Task description →
From the items below, select every line that contains the string "axis" and copy each of those lines in full.

Exercise materials →

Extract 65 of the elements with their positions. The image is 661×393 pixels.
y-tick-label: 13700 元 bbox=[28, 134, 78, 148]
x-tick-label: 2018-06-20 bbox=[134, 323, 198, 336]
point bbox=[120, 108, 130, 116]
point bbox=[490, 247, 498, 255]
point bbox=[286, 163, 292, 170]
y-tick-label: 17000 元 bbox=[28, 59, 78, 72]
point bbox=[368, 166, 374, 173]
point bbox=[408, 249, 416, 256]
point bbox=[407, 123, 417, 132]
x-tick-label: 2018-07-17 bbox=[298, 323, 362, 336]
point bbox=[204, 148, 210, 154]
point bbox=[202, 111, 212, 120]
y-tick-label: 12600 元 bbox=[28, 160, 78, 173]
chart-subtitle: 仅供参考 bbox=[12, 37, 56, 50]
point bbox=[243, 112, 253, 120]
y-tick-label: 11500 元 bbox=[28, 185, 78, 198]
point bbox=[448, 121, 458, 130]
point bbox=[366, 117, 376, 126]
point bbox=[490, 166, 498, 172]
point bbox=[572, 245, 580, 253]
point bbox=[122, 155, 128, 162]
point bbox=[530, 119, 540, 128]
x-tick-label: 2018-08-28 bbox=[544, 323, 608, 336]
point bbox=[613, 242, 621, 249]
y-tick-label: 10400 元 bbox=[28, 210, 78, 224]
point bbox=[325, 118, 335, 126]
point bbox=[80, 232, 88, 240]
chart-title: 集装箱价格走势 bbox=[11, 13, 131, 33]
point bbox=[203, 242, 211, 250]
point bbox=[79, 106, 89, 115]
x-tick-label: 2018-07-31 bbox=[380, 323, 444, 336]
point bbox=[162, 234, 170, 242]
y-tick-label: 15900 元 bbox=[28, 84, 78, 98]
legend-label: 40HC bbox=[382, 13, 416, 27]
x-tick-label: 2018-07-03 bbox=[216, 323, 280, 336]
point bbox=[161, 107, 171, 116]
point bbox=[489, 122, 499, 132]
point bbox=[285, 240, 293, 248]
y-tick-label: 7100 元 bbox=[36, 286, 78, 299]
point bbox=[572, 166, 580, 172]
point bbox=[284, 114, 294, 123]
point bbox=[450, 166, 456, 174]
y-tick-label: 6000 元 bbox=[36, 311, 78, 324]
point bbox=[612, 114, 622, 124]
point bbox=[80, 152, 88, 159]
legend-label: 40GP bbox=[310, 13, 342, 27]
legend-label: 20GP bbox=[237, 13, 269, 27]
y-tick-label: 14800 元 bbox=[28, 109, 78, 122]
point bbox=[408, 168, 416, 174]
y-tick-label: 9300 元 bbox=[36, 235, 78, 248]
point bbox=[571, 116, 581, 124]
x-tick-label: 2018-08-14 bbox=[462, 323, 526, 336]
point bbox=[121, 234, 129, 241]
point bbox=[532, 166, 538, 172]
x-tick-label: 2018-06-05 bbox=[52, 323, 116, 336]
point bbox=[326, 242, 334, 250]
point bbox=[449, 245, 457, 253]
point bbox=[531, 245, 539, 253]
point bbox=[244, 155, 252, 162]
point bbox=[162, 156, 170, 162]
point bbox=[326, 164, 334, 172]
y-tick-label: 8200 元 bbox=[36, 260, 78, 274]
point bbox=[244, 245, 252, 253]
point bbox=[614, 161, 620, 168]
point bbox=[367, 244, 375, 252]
* * *
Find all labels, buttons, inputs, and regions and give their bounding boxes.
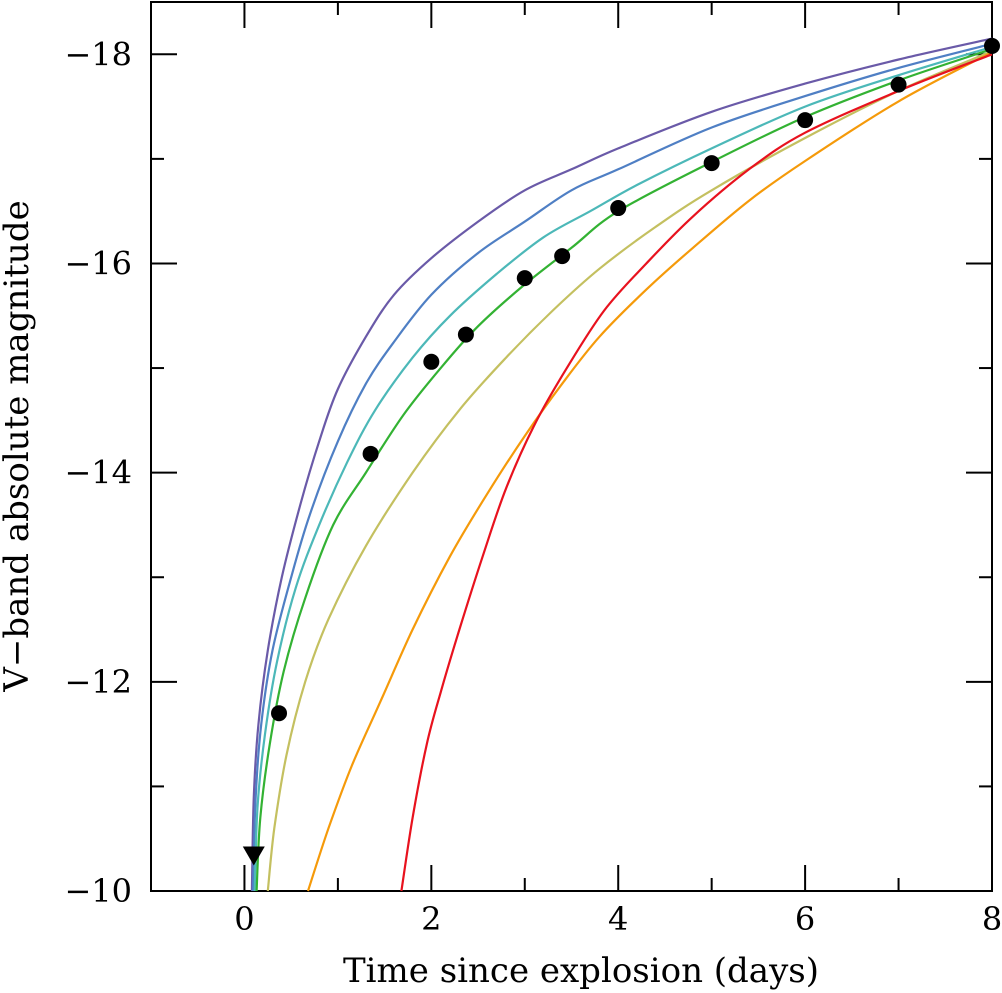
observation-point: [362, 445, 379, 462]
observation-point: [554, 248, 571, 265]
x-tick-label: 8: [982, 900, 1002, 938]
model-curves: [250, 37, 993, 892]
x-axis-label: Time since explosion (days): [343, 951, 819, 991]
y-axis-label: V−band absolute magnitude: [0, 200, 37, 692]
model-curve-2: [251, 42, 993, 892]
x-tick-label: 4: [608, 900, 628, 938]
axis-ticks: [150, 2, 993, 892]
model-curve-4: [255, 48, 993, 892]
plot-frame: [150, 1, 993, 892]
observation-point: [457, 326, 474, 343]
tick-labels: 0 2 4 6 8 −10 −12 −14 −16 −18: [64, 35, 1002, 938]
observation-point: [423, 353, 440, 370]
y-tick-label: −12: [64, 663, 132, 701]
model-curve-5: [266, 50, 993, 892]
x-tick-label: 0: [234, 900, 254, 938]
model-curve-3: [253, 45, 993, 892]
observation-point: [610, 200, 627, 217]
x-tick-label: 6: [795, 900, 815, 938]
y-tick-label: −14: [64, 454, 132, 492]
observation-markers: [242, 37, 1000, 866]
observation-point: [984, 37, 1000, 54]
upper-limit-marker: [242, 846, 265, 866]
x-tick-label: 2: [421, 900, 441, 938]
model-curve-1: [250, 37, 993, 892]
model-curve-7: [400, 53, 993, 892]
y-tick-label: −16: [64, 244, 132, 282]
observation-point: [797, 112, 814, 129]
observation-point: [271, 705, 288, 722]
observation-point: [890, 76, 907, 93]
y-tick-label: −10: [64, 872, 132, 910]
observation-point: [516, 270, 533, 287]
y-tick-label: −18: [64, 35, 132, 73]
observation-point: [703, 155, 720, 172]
---
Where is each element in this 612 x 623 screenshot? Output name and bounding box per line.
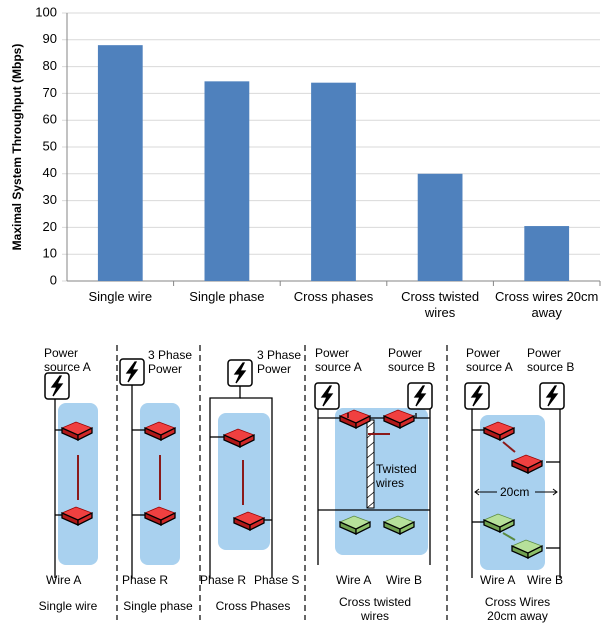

Result of the task →
x-axis-label: Time since explosion (days): [343, 951, 819, 991]
y-axis-label: V−band absolute magnitude: [0, 200, 37, 692]
axis-ticks: [150, 2, 993, 892]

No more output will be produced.